Instructions for the task:
Search the records for the line with "What text is on this page?". Output that line and each line after it, exactly, and stop at the end; omit pictures.

Entries from a dataset

* Begin *

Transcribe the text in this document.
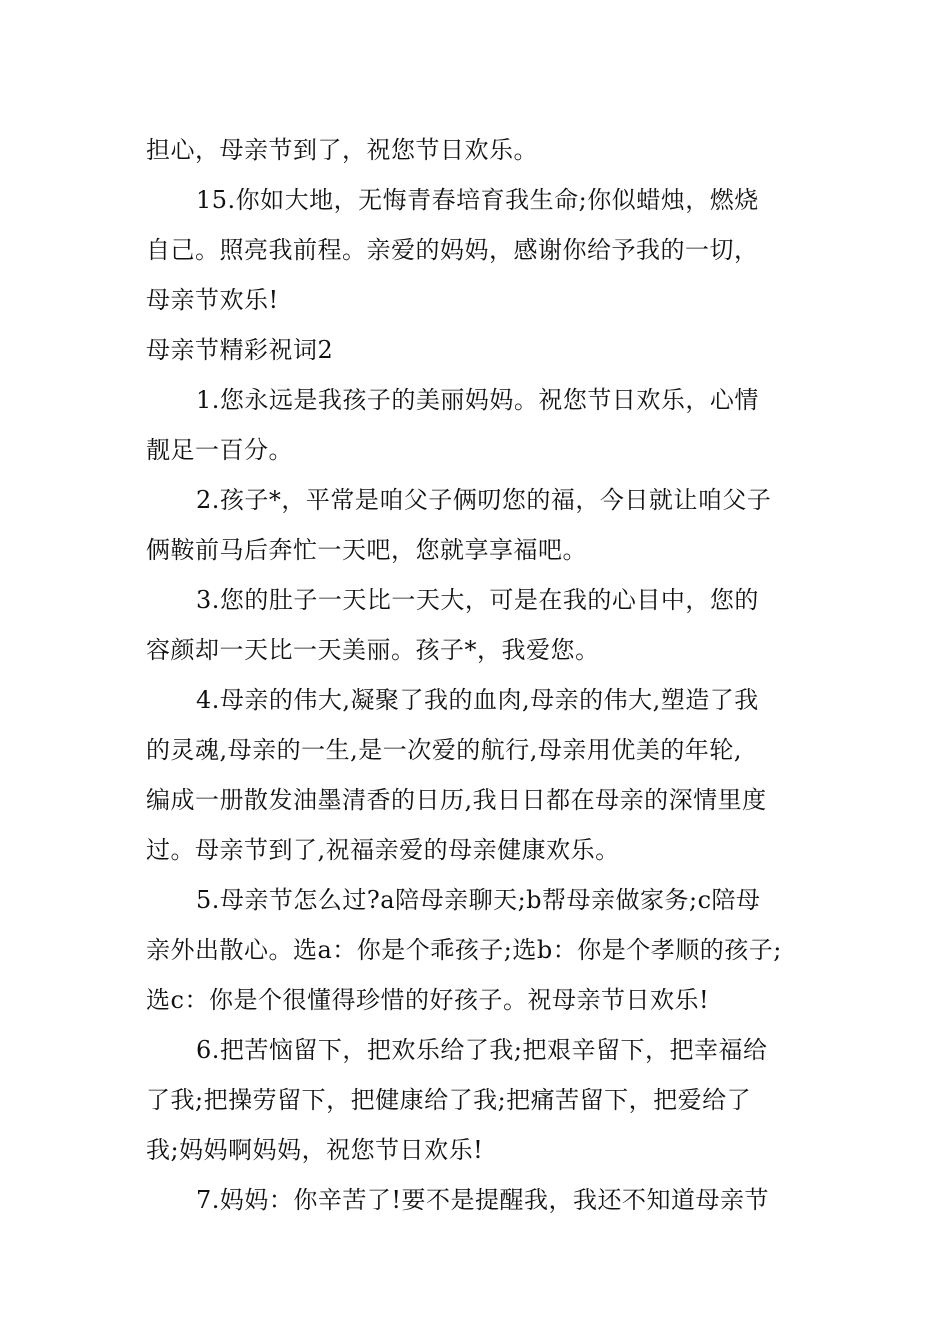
担心，母亲节到了，祝您节日欢乐。
15.你如大地，无悔青春培育我生命;你似蜡烛，燃烧
自己。照亮我前程。亲爱的妈妈，感谢你给予我的一切，
母亲节欢乐!
母亲节精彩祝词2
1.您永远是我孩子的美丽妈妈。祝您节日欢乐，心情
靓足一百分。
2.孩子*，平常是咱父子俩叨您的福，今日就让咱父子
俩鞍前马后奔忙一天吧，您就享享福吧。
3.您的肚子一天比一天大，可是在我的心目中，您的
容颜却一天比一天美丽。孩子*，我爱您。
4.母亲的伟大,凝聚了我的血肉,母亲的伟大,塑造了我
的灵魂,母亲的一生,是一次爱的航行,母亲用优美的年轮,
编成一册散发油墨清香的日历,我日日都在母亲的深情里度
过。母亲节到了,祝福亲爱的母亲健康欢乐。
5.母亲节怎么过?a陪母亲聊天;b帮母亲做家务;c陪母
亲外出散心。选a：你是个乖孩子;选b：你是个孝顺的孩子;
选c：你是个很懂得珍惜的好孩子。祝母亲节日欢乐!
6.把苦恼留下，把欢乐给了我;把艰辛留下，把幸福给
了我;把操劳留下，把健康给了我;把痛苦留下，把爱给了
我;妈妈啊妈妈，祝您节日欢乐!
7.妈妈：你辛苦了!要不是提醒我，我还不知道母亲节
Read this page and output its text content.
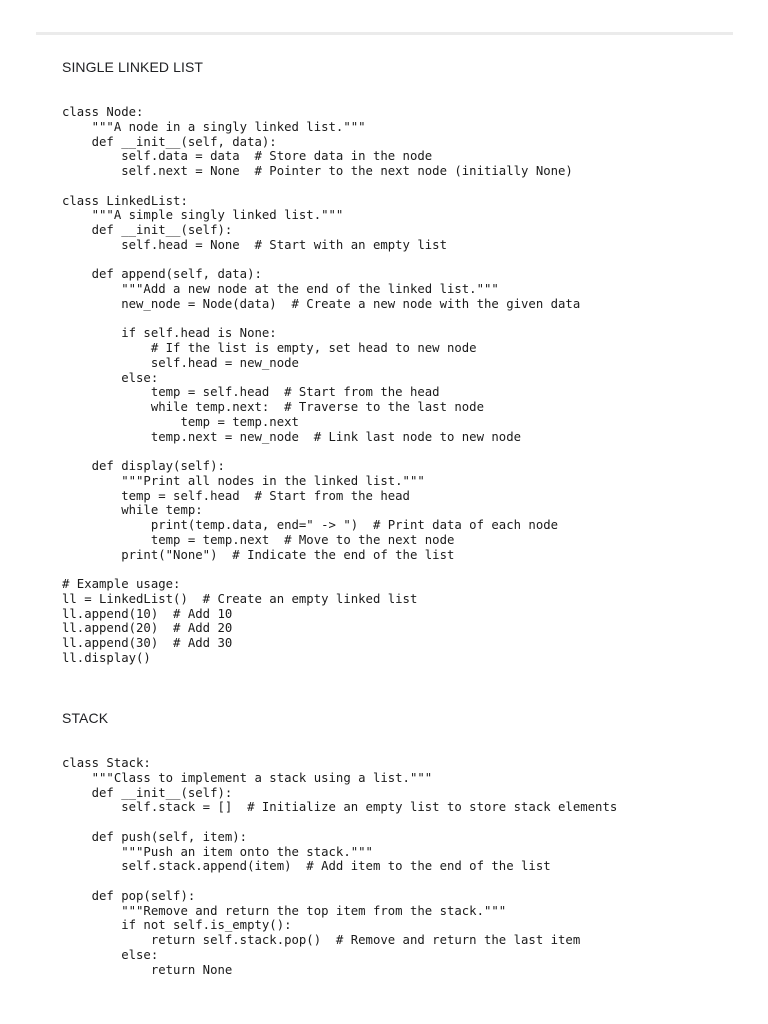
SINGLE LINKED LIST
class Node:
"""A node in a singly linked list."""
def __init__(self, data):
self.data = data  # Store data in the node
self.next = None  # Pointer to the next node (initially None)
class LinkedList:
"""A simple singly linked list."""
def __init__(self):
self.head = None  # Start with an empty list
def append(self, data):
"""Add a new node at the end of the linked list."""
new_node = Node(data)  # Create a new node with the given data
if self.head is None:
# If the list is empty, set head to new node
self.head = new_node
else:
temp = self.head  # Start from the head
while temp.next:  # Traverse to the last node
temp = temp.next
temp.next = new_node  # Link last node to new node
def display(self):
"""Print all nodes in the linked list."""
temp = self.head  # Start from the head
while temp:
print(temp.data, end=" -> ")  # Print data of each node
temp = temp.next  # Move to the next node
print("None")  # Indicate the end of the list
# Example usage:
ll = LinkedList()  # Create an empty linked list
ll.append(10)  # Add 10
ll.append(20)  # Add 20
ll.append(30)  # Add 30
ll.display()
STACK
class Stack:
"""Class to implement a stack using a list."""
def __init__(self):
self.stack = []  # Initialize an empty list to store stack elements
def push(self, item):
"""Push an item onto the stack."""
self.stack.append(item)  # Add item to the end of the list
def pop(self):
"""Remove and return the top item from the stack."""
if not self.is_empty():
return self.stack.pop()  # Remove and return the last item
else:
return None
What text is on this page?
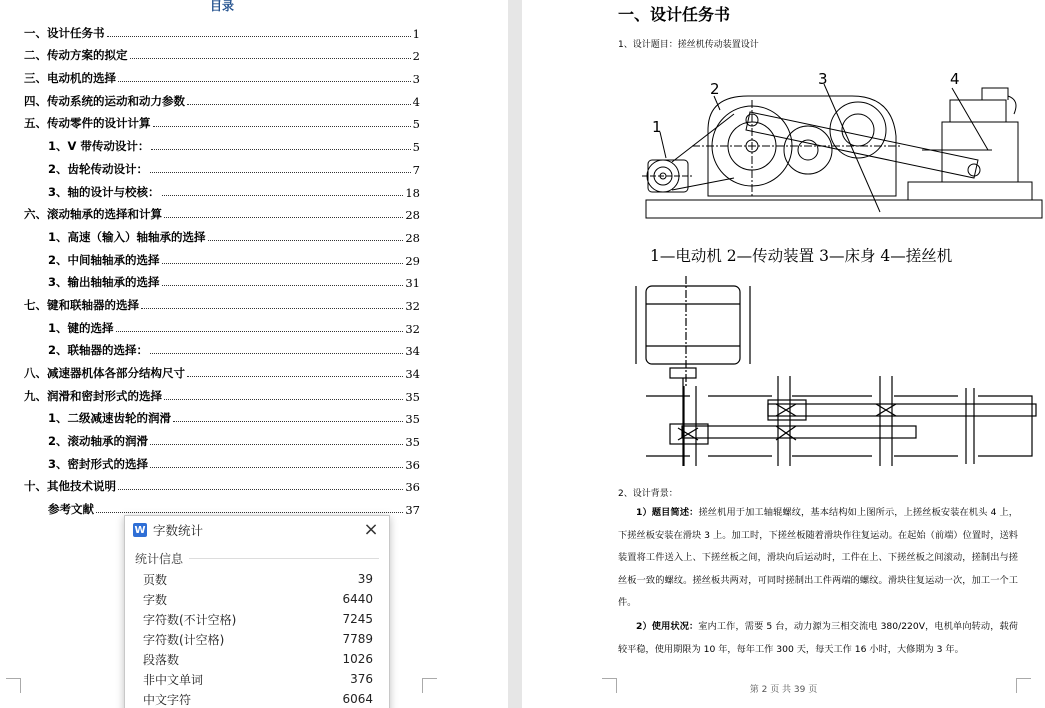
目录
一、设计任务书	1
二、传动方案的拟定	2
三、电动机的选择	3
四、传动系统的运动和动力参数	4
五、传动零件的设计计算	5
1、V 带传动设计：	5
2、齿轮传动设计：	7
3、轴的设计与校核：	18
六、滚动轴承的选择和计算	28
1、高速（输入）轴轴承的选择	28
2、中间轴轴承的选择	29
3、输出轴轴承的选择	31
七、键和联轴器的选择	32
1、键的选择	32
2、联轴器的选择：	34
八、减速器机体各部分结构尺寸	34
九、润滑和密封形式的选择	35
1、二级减速齿轮的润滑	35
2、滚动轴承的润滑	35
3、密封形式的选择	36
十、其他技术说明	36
参考文献	37
W 字数统计	×
统计信息
页数	39
字数	6440
字符数(不计空格)	7245
字符数(计空格)	7789
段落数	1026
非中文单词	376
中文字符	6064
一、设计任务书
1、设计题目：搓丝机传动装置设计
1
2
3	4
1—电动机 2—传动装置 3—床身 4—搓丝机
2、设计背景：
1）题目简述：搓丝机用于加工轴辊螺纹，基本结构如上图所示，上搓丝板安装在机头 4 上，下搓丝板安装在滑块 3 上。加工时，下搓丝板随着滑块作往复运动。在起始（前端）位置时，送料装置将工件送入上、下搓丝板之间，滑块向后运动时，工件在上、下搓丝板之间滚动，搓制出与搓丝板一致的螺纹。搓丝板共两对，可同时搓制出工件两端的螺纹。滑块往复运动一次，加工一个工件。
2）使用状况：室内工作，需要 5 台，动力源为三相交流电 380/220V，电机单向转动，载荷较平稳，使用期限为 10 年，每年工作 300 天，每天工作 16 小时，大修期为 3 年。
第 2 页 共 39 页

* End *

Reply:
What text is on this page?
目录
一、设计任务书	1
二、传动方案的拟定	2
三、电动机的选择	3
四、传动系统的运动和动力参数	4
五、传动零件的设计计算	5
1、V 带传动设计：	5
2、齿轮传动设计：	7
3、轴的设计与校核：	18
六、滚动轴承的选择和计算	28
1、高速（输入）轴轴承的选择	28
2、中间轴轴承的选择	29
3、输出轴轴承的选择	31
七、键和联轴器的选择	32
1、键的选择	32
2、联轴器的选择：	34
八、减速器机体各部分结构尺寸	34
九、润滑和密封形式的选择	35
1、二级减速齿轮的润滑	35
2、滚动轴承的润滑	35
3、密封形式的选择	36
十、其他技术说明	36
参考文献	37
W 字数统计	×
统计信息
页数	39
字数	6440
字符数(不计空格)	7245
字符数(计空格)	7789
段落数	1026
非中文单词	376
中文字符	6064
一、设计任务书
1、设计题目：搓丝机传动装置设计
1
2
3	4
1—电动机 2—传动装置 3—床身 4—搓丝机
2、设计背景：
1）题目简述：搓丝机用于加工轴辊螺纹，基本结构如上图所示，上搓丝板安装在机头 4 上，下搓丝板安装在滑块 3 上。加工时，下搓丝板随着滑块作往复运动。在起始（前端）位置时，送料装置将工件送入上、下搓丝板之间，滑块向后运动时，工件在上、下搓丝板之间滚动，搓制出与搓丝板一致的螺纹。搓丝板共两对，可同时搓制出工件两端的螺纹。滑块往复运动一次，加工一个工件。
2）使用状况：室内工作，需要 5 台，动力源为三相交流电 380/220V，电机单向转动，载荷较平稳，使用期限为 10 年，每年工作 300 天，每天工作 16 小时，大修期为 3 年。
第 2 页 共 39 页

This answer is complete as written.